BEGIN DATA FOR THE TASK
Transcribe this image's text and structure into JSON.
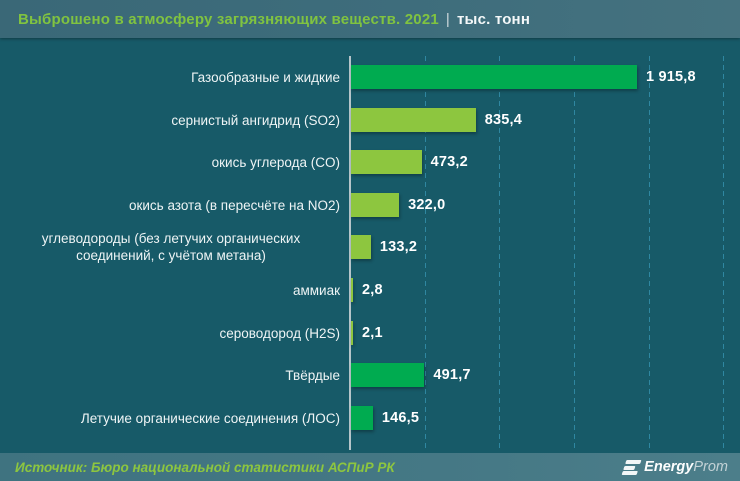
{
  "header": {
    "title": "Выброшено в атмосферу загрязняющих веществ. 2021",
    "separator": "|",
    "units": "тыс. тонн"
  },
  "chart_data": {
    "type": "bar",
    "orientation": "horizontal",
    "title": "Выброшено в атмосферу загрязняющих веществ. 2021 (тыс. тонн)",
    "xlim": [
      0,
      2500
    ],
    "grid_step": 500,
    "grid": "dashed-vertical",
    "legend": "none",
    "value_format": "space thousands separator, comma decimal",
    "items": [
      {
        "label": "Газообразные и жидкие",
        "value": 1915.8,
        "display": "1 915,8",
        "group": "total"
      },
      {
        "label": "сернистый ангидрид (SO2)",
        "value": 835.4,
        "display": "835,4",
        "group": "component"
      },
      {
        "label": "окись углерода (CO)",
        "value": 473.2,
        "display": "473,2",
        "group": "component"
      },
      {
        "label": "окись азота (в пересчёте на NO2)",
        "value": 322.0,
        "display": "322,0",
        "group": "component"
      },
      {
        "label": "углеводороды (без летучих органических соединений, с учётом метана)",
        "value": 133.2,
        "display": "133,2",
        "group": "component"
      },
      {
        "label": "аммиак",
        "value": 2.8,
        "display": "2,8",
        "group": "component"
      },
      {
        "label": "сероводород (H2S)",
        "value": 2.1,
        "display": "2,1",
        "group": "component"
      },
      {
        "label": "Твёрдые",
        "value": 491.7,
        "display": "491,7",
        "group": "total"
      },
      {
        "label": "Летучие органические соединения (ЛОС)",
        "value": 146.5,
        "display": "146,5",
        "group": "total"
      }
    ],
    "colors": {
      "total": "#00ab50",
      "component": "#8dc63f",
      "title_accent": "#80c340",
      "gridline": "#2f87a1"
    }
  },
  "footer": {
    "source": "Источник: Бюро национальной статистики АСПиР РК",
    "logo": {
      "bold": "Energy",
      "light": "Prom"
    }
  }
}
END DATA FOR THE TASK
BEGIN DATA FOR THE TASK
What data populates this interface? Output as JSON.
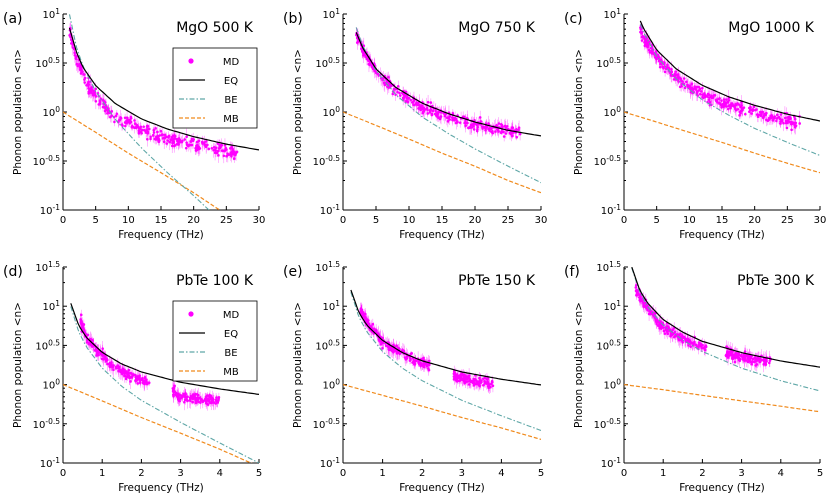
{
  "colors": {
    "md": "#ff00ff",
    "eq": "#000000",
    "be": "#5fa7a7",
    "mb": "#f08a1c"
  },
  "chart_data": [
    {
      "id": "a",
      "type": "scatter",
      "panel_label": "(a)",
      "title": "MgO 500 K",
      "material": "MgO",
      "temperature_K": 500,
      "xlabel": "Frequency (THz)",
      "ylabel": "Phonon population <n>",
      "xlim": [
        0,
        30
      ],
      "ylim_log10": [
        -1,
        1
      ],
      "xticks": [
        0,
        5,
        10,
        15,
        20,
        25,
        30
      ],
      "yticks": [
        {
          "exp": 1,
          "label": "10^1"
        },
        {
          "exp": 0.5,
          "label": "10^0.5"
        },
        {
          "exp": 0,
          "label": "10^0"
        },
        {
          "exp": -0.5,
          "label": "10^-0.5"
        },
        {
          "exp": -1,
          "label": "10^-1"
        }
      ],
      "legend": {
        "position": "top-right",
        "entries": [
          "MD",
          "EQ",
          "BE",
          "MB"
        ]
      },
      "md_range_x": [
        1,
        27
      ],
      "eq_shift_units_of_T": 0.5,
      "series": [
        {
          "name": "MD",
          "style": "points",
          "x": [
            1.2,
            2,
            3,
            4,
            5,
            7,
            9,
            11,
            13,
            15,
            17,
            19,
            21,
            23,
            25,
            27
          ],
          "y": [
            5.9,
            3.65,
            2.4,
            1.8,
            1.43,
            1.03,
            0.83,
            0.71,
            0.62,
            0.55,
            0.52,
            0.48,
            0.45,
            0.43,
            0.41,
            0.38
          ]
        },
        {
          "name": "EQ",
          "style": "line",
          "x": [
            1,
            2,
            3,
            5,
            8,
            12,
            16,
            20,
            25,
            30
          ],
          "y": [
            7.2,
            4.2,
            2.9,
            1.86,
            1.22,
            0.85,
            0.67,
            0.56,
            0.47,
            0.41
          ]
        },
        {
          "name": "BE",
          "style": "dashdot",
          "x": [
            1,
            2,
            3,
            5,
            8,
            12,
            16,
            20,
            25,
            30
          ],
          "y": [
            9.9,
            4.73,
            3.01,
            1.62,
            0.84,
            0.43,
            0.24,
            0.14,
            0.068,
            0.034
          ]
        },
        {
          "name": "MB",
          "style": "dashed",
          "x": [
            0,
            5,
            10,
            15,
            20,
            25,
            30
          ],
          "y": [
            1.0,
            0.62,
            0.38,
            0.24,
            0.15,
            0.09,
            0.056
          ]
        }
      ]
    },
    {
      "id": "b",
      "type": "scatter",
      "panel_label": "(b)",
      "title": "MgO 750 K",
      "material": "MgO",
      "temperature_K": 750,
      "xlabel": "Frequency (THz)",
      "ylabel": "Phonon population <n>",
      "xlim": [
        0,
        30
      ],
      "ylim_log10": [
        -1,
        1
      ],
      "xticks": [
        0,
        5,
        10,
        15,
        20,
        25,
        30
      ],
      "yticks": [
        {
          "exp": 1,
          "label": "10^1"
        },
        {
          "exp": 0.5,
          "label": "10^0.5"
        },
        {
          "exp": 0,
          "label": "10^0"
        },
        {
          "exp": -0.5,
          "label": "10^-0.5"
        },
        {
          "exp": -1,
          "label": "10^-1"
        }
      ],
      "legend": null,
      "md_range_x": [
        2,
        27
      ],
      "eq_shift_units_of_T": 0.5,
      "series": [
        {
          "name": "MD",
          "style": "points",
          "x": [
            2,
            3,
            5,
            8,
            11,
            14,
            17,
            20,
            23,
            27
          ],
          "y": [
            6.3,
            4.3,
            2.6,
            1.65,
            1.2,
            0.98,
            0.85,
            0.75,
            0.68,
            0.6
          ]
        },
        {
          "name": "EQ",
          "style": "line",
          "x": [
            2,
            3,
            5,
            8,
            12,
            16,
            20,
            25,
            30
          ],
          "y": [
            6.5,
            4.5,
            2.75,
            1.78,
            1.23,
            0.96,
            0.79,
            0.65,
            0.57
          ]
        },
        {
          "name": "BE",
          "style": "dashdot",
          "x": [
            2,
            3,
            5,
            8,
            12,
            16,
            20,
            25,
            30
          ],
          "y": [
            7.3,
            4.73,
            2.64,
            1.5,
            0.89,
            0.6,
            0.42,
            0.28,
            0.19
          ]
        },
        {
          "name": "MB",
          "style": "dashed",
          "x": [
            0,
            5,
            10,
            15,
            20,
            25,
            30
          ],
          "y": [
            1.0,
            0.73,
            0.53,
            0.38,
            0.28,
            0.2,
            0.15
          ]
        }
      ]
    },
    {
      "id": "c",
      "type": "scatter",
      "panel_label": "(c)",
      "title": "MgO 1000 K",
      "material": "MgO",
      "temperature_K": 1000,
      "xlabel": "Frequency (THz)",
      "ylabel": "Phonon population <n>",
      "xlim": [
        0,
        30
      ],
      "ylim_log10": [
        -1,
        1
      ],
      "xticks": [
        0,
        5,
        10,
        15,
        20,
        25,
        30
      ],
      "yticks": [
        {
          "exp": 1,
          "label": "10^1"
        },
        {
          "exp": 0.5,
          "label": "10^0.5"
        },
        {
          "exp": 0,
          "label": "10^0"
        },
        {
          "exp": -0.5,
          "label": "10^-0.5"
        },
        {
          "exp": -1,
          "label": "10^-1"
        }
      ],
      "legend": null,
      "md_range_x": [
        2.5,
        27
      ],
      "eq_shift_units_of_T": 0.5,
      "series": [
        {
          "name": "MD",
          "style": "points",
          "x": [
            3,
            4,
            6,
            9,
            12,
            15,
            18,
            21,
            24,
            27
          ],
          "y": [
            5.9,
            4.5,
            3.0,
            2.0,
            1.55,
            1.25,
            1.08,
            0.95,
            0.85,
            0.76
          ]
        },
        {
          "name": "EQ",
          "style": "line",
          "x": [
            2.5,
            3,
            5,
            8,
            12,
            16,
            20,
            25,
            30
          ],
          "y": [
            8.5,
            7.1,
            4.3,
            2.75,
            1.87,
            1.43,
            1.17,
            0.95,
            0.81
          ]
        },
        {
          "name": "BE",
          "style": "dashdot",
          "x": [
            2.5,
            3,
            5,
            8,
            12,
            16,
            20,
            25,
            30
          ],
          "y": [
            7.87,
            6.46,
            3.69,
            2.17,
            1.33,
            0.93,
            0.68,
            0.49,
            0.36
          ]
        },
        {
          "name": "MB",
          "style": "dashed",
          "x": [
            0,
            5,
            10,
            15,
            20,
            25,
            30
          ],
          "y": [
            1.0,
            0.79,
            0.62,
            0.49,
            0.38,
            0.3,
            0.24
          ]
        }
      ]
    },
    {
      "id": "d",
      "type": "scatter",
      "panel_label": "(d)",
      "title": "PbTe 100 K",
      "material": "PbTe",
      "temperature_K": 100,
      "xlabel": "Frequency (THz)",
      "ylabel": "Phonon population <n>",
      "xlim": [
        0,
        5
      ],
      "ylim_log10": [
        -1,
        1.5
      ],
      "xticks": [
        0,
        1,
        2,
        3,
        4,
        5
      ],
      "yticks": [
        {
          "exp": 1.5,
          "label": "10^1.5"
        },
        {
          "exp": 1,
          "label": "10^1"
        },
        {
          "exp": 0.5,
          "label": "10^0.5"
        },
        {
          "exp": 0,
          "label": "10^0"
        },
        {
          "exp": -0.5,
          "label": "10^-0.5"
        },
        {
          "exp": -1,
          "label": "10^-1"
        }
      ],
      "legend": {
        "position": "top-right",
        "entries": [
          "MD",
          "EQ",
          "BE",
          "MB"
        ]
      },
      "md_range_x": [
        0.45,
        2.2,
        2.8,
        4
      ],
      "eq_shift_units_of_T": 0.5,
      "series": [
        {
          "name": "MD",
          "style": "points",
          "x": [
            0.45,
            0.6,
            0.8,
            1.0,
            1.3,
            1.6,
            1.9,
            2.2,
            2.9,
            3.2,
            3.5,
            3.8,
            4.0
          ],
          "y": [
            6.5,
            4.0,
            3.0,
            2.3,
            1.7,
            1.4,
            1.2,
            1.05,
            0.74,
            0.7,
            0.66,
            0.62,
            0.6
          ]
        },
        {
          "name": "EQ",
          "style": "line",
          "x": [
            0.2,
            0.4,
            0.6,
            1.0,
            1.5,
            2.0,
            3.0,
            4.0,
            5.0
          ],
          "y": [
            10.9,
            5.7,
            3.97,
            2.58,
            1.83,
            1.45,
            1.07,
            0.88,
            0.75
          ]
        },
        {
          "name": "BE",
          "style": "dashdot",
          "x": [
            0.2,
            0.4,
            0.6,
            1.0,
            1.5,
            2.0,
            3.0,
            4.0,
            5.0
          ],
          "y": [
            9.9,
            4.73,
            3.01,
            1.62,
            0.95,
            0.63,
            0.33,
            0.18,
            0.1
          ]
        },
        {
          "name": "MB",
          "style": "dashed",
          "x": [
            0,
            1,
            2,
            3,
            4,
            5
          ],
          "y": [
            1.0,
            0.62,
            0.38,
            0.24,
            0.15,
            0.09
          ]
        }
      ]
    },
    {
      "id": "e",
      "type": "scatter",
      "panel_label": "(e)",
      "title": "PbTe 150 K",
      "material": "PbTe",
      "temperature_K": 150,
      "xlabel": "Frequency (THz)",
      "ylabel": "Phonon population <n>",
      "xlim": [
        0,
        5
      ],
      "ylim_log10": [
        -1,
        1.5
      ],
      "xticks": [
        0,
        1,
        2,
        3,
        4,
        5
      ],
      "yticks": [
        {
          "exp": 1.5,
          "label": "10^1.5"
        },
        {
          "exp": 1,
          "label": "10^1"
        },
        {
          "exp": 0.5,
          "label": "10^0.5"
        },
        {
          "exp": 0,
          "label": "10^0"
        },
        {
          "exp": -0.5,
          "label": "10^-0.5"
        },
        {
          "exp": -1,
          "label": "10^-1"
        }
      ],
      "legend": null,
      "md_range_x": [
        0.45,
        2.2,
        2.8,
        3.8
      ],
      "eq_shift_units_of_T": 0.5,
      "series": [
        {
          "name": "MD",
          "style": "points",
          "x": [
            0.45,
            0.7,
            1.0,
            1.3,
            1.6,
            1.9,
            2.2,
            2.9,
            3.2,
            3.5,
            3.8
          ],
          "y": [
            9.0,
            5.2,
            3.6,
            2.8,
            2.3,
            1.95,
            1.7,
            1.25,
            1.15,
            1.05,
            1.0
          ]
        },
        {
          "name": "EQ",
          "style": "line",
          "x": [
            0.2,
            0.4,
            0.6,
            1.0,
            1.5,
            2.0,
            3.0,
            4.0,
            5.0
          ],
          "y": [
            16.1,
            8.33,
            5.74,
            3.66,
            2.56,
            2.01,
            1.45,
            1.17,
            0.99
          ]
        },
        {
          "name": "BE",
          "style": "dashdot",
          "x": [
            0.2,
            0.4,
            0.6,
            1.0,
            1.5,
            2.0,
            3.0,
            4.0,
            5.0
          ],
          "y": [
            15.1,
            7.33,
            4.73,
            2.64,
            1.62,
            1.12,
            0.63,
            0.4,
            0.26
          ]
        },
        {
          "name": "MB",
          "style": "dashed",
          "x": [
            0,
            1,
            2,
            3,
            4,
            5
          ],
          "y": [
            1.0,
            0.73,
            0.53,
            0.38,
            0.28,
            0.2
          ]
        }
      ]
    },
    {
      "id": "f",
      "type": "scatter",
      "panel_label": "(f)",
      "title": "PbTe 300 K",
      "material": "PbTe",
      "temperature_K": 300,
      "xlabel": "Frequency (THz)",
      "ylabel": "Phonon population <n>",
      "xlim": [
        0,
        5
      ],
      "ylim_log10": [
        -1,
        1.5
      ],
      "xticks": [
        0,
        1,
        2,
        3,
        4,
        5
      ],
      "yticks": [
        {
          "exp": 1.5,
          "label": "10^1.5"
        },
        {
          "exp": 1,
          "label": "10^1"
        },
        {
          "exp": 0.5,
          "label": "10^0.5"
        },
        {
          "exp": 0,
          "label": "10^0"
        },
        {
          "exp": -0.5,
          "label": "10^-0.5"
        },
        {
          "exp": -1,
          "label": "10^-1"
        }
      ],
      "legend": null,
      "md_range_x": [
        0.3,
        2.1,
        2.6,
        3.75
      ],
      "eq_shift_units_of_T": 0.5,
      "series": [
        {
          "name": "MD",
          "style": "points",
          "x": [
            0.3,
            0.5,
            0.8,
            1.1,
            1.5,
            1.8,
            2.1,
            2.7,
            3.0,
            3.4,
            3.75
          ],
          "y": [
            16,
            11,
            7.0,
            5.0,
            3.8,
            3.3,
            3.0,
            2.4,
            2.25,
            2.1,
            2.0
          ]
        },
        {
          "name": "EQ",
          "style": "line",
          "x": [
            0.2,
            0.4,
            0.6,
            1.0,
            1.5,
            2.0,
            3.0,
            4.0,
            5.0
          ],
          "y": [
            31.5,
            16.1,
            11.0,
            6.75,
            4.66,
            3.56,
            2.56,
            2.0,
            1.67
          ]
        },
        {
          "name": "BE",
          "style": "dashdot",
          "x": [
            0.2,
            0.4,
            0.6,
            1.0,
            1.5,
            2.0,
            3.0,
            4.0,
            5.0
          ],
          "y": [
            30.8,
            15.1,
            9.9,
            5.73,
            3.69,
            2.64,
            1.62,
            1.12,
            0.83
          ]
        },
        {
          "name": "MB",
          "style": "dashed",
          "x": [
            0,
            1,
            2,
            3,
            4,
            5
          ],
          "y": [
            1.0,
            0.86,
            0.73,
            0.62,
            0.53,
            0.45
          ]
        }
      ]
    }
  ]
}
END DATA FOR THE TASK
BEGIN DATA FOR THE TASK
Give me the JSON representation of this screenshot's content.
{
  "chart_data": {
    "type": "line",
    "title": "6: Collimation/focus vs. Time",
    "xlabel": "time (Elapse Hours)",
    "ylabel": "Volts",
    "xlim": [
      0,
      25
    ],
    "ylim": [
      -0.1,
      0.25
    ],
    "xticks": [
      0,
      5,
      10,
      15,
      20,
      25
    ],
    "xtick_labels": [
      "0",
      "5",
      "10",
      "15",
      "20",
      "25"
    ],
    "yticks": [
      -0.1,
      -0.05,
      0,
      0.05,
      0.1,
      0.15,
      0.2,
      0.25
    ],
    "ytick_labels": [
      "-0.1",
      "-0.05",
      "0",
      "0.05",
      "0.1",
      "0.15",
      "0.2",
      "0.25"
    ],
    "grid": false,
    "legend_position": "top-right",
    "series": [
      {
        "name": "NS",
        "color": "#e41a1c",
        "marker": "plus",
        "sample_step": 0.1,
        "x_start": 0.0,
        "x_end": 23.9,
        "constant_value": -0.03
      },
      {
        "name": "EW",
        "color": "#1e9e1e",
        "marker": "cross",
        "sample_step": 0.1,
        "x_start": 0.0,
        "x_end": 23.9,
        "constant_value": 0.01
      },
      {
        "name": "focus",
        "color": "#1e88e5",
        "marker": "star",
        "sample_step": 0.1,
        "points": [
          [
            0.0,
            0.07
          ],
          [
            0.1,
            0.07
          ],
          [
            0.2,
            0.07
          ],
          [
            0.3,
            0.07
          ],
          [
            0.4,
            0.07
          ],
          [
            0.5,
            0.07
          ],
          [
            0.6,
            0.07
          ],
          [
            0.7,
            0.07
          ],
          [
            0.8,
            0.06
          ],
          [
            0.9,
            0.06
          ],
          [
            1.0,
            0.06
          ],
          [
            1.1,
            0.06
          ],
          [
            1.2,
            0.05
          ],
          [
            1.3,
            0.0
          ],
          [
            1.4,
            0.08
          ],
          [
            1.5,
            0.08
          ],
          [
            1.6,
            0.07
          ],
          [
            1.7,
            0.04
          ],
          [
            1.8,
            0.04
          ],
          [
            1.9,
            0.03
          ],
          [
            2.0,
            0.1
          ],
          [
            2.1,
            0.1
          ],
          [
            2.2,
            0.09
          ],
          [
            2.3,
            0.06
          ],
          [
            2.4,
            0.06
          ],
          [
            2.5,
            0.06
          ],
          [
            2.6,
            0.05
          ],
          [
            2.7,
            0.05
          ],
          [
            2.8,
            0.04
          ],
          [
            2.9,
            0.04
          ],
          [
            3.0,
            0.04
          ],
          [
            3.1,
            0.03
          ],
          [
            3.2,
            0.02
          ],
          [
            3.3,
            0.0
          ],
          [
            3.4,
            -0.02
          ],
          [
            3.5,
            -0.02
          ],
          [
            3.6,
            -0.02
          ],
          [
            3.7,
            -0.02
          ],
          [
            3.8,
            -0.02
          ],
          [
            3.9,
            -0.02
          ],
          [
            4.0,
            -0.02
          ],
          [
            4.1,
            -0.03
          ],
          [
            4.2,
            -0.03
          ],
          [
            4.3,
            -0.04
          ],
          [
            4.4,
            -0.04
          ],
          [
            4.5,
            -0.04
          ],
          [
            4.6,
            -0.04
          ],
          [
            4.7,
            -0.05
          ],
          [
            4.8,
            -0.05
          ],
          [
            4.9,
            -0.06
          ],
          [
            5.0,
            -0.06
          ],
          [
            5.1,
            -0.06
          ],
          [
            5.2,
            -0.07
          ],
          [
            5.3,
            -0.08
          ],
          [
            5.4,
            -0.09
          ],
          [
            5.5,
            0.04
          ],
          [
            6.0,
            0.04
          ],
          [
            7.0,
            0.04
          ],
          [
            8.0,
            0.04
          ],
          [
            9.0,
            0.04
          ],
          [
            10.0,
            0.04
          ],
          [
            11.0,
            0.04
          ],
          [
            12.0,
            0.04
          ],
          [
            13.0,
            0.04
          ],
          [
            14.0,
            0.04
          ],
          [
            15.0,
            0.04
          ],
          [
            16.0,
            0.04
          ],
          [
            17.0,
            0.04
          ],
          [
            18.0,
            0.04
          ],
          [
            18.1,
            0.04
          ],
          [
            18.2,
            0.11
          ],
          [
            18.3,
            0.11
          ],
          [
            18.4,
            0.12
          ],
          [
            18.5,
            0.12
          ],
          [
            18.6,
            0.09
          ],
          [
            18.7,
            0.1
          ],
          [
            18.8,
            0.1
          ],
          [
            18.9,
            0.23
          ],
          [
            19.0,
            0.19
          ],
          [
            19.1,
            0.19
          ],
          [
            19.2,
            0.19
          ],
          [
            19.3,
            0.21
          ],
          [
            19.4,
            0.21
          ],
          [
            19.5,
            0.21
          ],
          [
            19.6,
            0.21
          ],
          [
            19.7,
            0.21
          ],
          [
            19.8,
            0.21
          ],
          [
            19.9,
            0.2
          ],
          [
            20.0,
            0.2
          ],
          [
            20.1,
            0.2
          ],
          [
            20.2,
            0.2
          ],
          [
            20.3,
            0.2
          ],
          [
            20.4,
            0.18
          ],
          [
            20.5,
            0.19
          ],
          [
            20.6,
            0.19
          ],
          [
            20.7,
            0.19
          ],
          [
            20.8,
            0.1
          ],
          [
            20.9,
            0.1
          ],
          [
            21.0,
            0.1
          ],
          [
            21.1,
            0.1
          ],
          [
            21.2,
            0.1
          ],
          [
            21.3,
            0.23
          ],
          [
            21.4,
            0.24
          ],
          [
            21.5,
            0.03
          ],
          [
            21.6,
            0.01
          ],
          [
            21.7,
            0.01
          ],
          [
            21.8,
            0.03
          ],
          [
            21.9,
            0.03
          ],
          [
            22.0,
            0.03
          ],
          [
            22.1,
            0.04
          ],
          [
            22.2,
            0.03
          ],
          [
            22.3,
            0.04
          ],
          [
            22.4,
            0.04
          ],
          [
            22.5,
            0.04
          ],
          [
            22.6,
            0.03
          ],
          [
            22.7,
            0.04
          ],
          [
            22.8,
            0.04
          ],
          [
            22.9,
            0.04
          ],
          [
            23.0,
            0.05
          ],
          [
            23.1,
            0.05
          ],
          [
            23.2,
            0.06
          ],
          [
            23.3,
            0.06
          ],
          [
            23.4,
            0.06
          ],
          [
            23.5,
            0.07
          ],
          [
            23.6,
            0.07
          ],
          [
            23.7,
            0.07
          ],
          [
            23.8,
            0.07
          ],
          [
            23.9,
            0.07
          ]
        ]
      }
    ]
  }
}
END DATA FOR THE TASK
WHAT THE EXERCISE ASKS: Find all lines where the word "separator" appears. Copy them.

RESULT:
    "separator": "|",
    "value_format": "space thousands separator, comma decimal",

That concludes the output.